■ **Saved entries**:
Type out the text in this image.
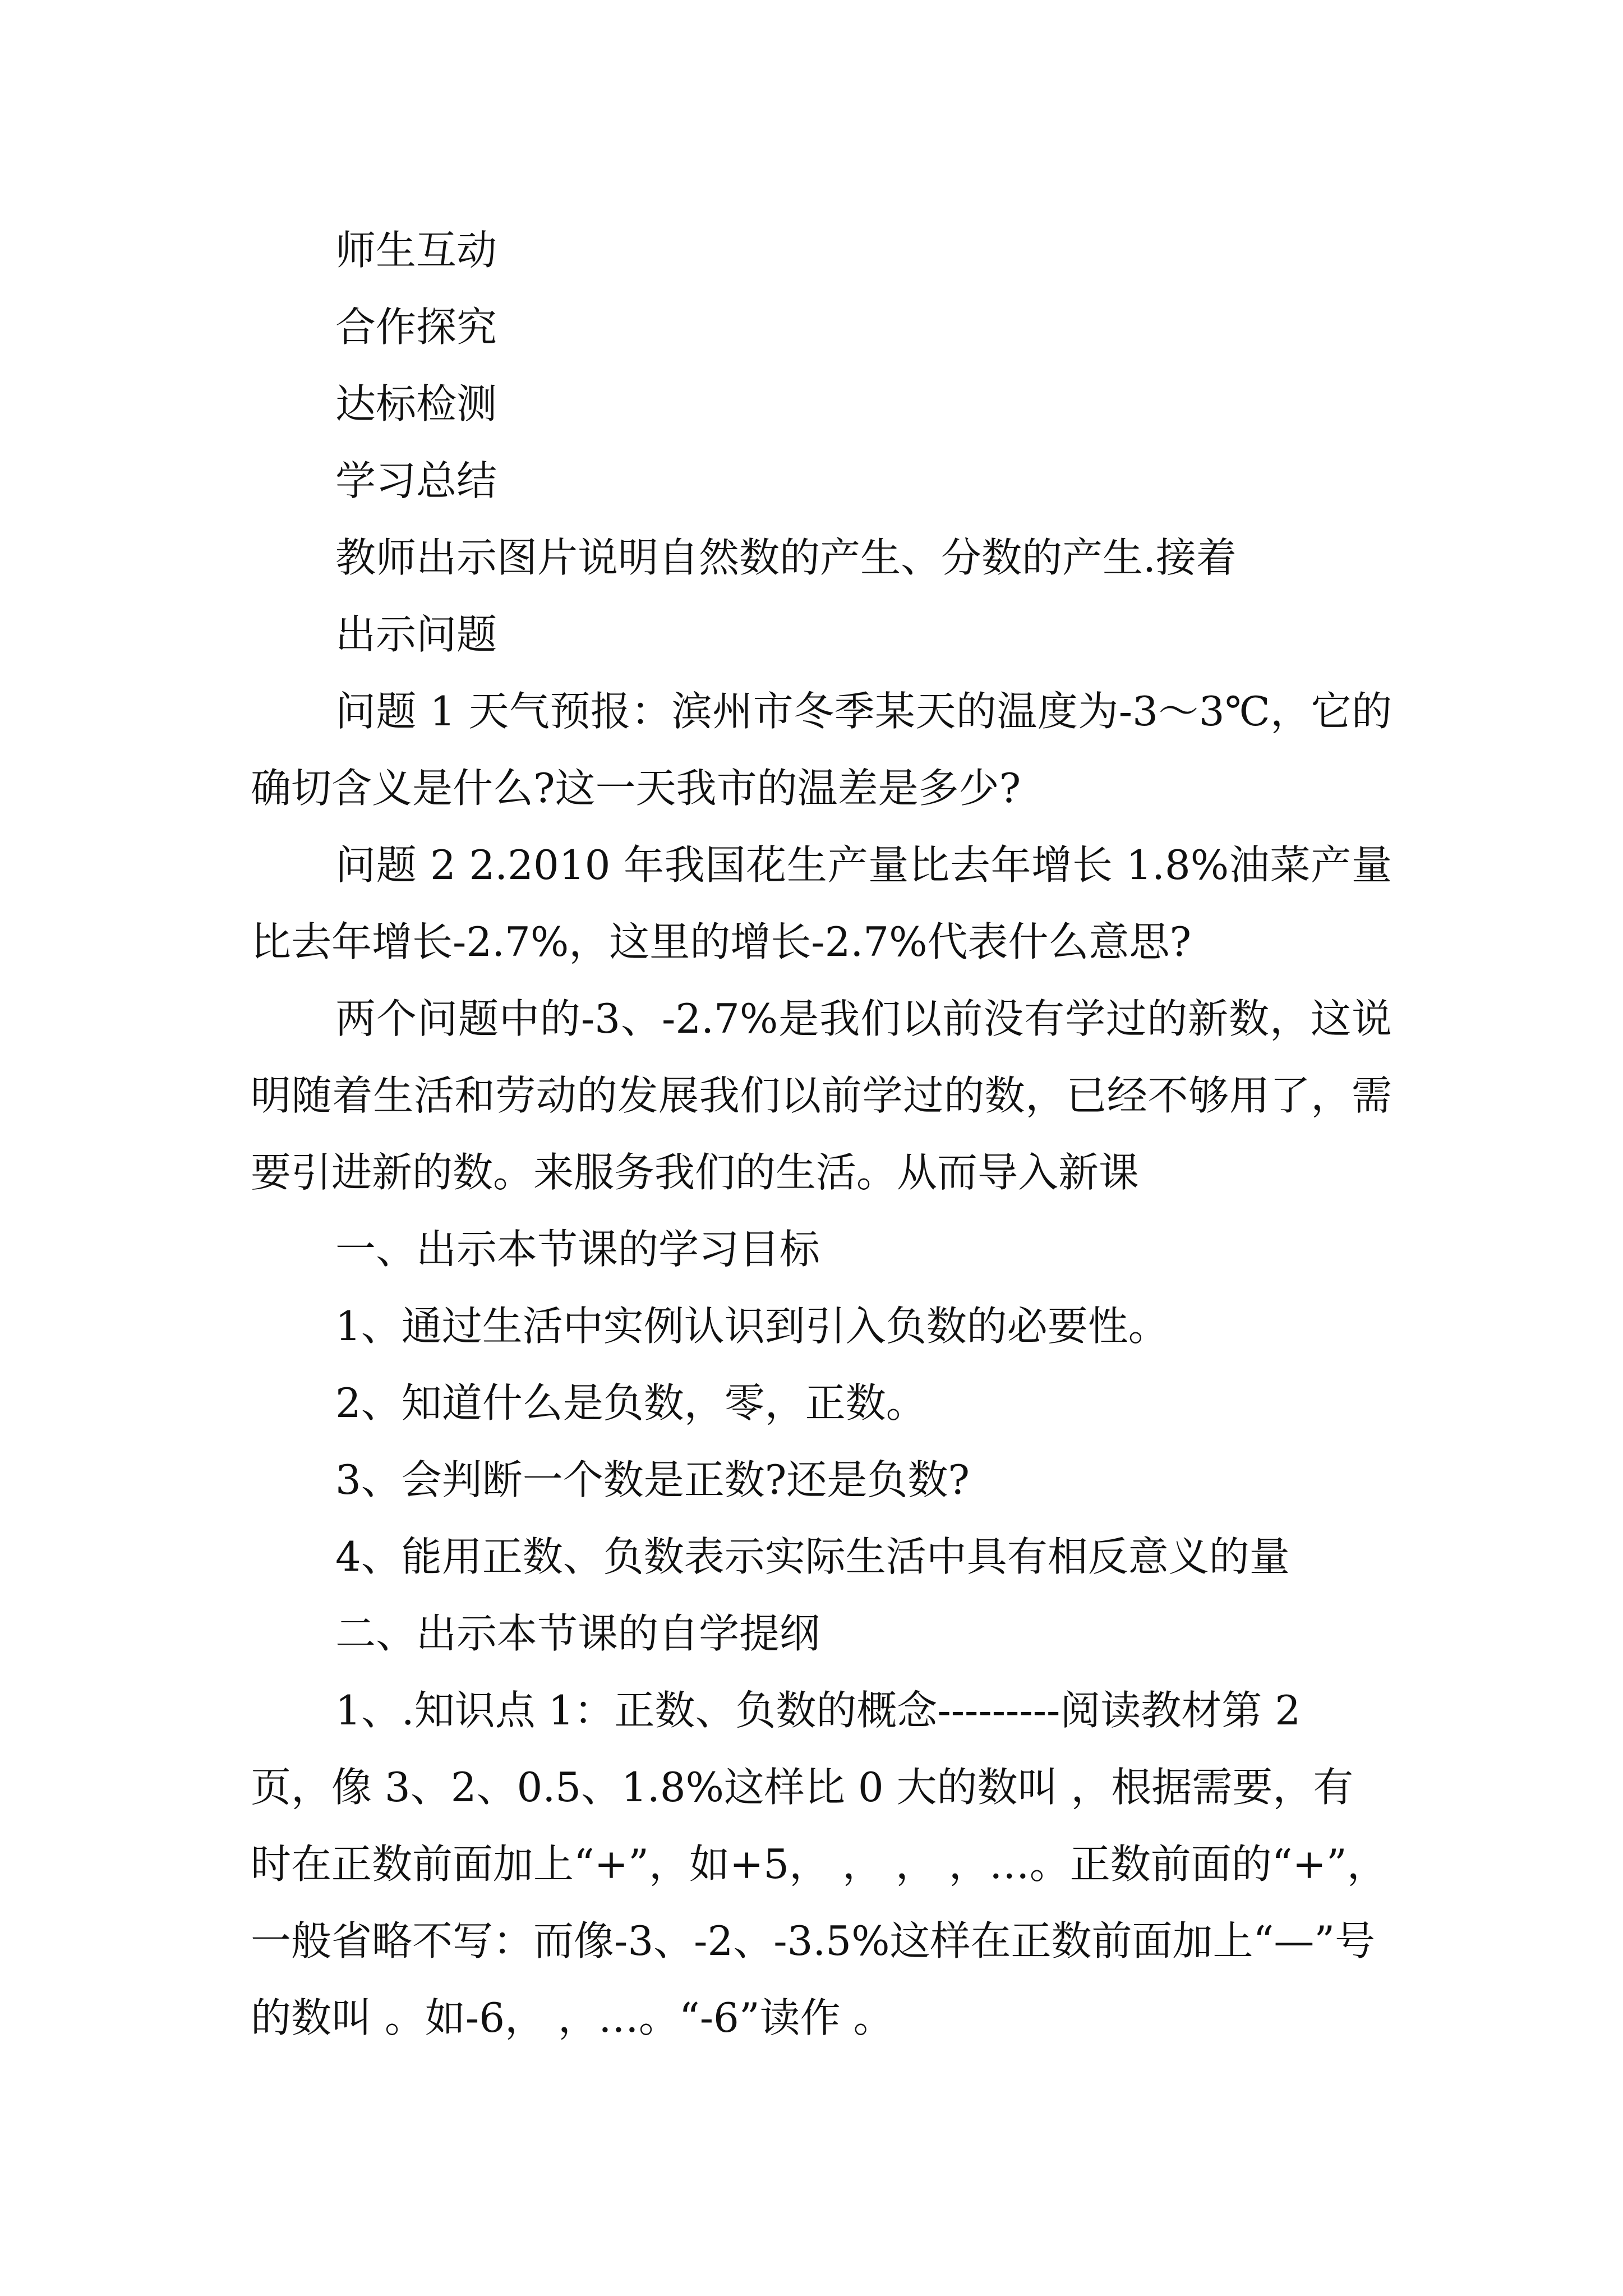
师生互动

合作探究

达标检测

学习总结

教师出示图片说明自然数的产生、分数的产生.接着

出示问题

问题 1 天气预报：滨州市冬季某天的温度为-3～3℃，它的确切含义是什么?这一天我市的温差是多少?

问题 2 2.2010 年我国花生产量比去年增长 1.8%油菜产量比去年增长-2.7%，这里的增长-2.7%代表什么意思?

两个问题中的-3、-2.7%是我们以前没有学过的新数，这说明随着生活和劳动的发展我们以前学过的数，已经不够用了，需要引进新的数。来服务我们的生活。从而导入新课

一、出示本节课的学习目标

1、通过生活中实例认识到引入负数的必要性。

2、知道什么是负数，零，正数。

3、会判断一个数是正数?还是负数?

4、能用正数、负数表示实际生活中具有相反意义的量

二、出示本节课的自学提纲

1、.知识点 1：正数、负数的概念---------阅读教材第 2 页，像 3、2、0.5、1.8%这样比 0 大的数叫 ，根据需要，有时在正数前面加上“+”，如+5， ， ， ，…。正数前面的“+”，一般省略不写：而像-3、-2、-3.5%这样在正数前面加上“—”号的数叫 。如-6， ，…。“-6”读作 。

■ **Do this**: Reproduce the data verbatim. Do not carry any picture into the copy.

■ **Exercise response**:
Type out the text in this image.
师生互动

合作探究

达标检测

学习总结

教师出示图片说明自然数的产生、分数的产生.接着

出示问题

问题 1 天气预报：滨州市冬季某天的温度为-3～3℃，它的确切含义是什么?这一天我市的温差是多少?

问题 2 2.2010 年我国花生产量比去年增长 1.8%油菜产量比去年增长-2.7%，这里的增长-2.7%代表什么意思?

两个问题中的-3、-2.7%是我们以前没有学过的新数，这说明随着生活和劳动的发展我们以前学过的数，已经不够用了，需要引进新的数。来服务我们的生活。从而导入新课

一、出示本节课的学习目标

1、通过生活中实例认识到引入负数的必要性。

2、知道什么是负数，零，正数。

3、会判断一个数是正数?还是负数?

4、能用正数、负数表示实际生活中具有相反意义的量

二、出示本节课的自学提纲

1、.知识点 1：正数、负数的概念---------阅读教材第 2 页，像 3、2、0.5、1.8%这样比 0 大的数叫 ，根据需要，有时在正数前面加上“+”，如+5， ， ， ，…。正数前面的“+”，一般省略不写：而像-3、-2、-3.5%这样在正数前面加上“—”号的数叫 。如-6， ，…。“-6”读作 。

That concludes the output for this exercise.